Do this ▸
Once the pictures are set aside, transcribe the remaining data exactly.

##### Data section

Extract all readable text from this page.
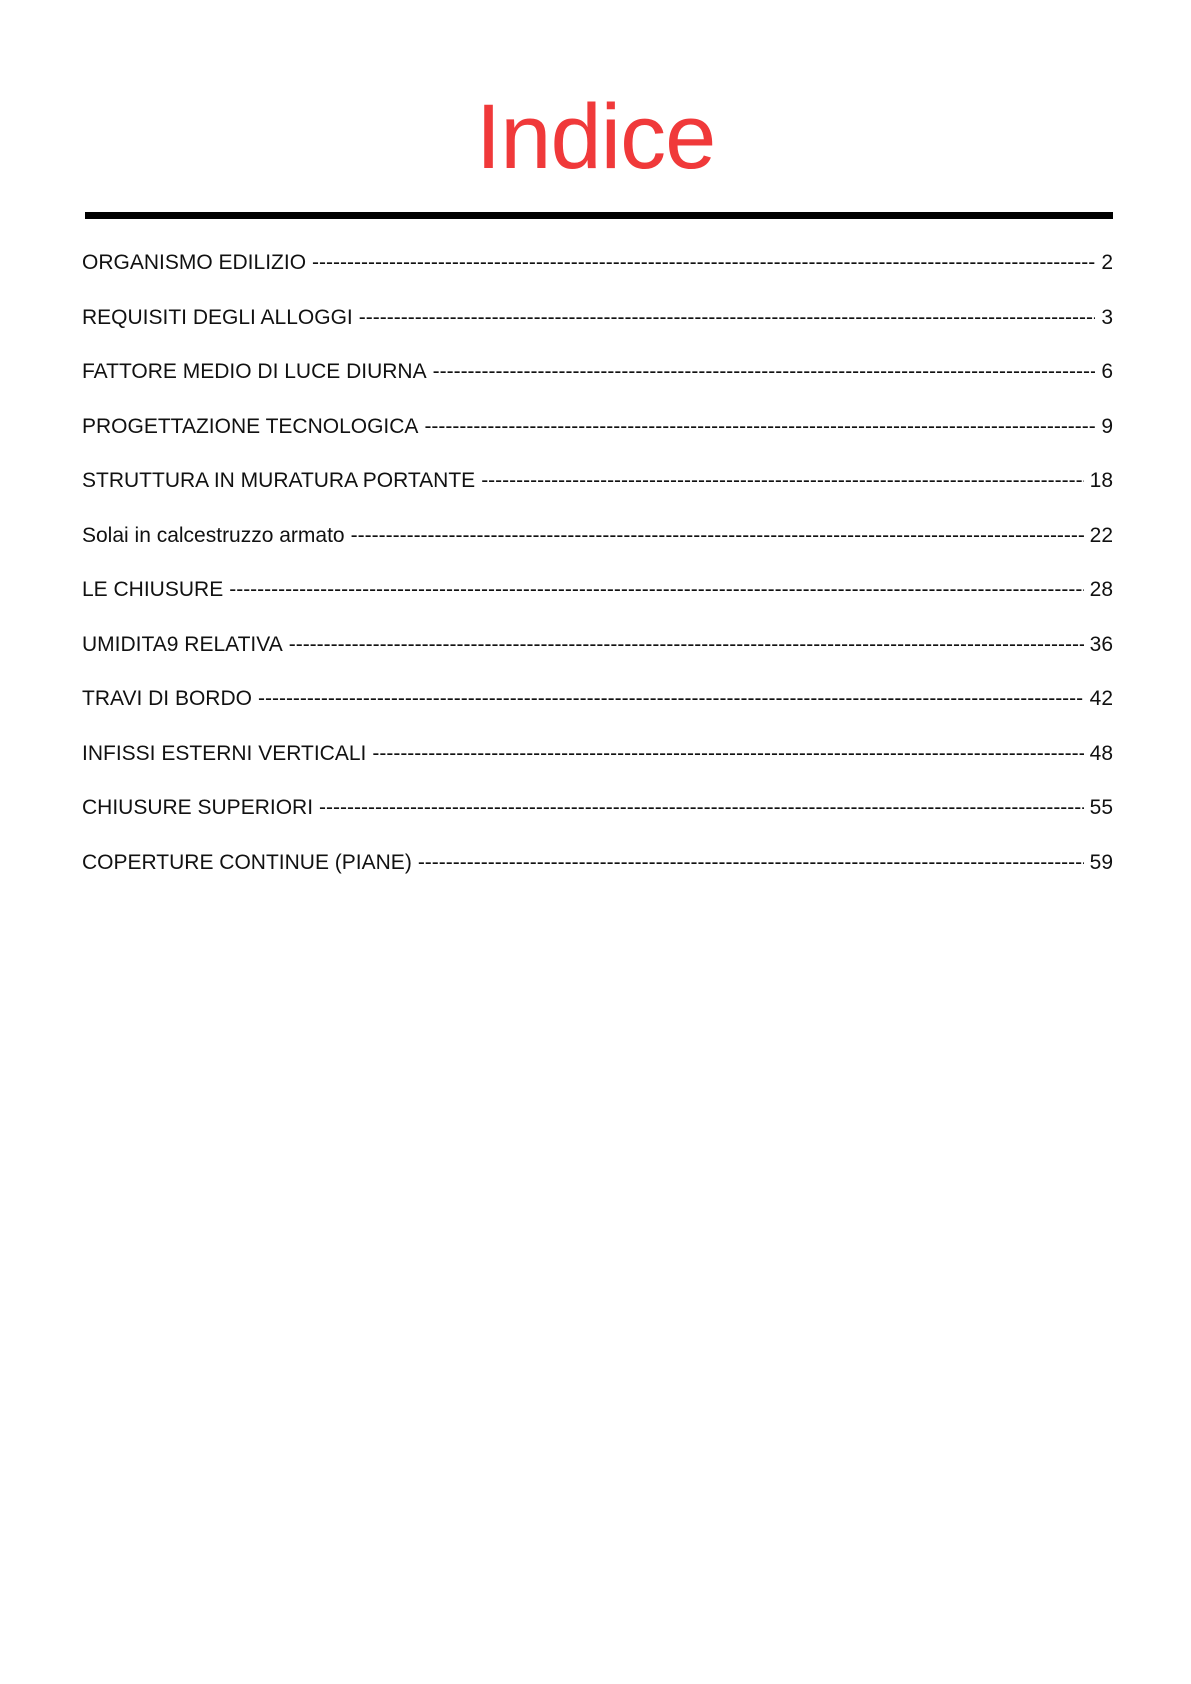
Indice
ORGANISMO EDILIZIO -----	2
REQUISITI DEGLI ALLOGGI -----	3
FATTORE MEDIO DI LUCE DIURNA -----	6
PROGETTAZIONE TECNOLOGICA -----	9
STRUTTURA IN MURATURA PORTANTE -----	18
Solai in calcestruzzo armato -----	22
LE CHIUSURE -----	28
UMIDITA9 RELATIVA -----	36
TRAVI DI BORDO -----	42
INFISSI ESTERNI VERTICALI -----	48
CHIUSURE SUPERIORI -----	55
COPERTURE CONTINUE (PIANE) -----	59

##########

Expected answer ▸
Extract all readable text from this page.
Indice
ORGANISMO EDILIZIO -----	2
REQUISITI DEGLI ALLOGGI -----	3
FATTORE MEDIO DI LUCE DIURNA -----	6
PROGETTAZIONE TECNOLOGICA -----	9
STRUTTURA IN MURATURA PORTANTE -----	18
Solai in calcestruzzo armato -----	22
LE CHIUSURE -----	28
UMIDITA9 RELATIVA -----	36
TRAVI DI BORDO -----	42
INFISSI ESTERNI VERTICALI -----	48
CHIUSURE SUPERIORI -----	55
COPERTURE CONTINUE (PIANE) -----	59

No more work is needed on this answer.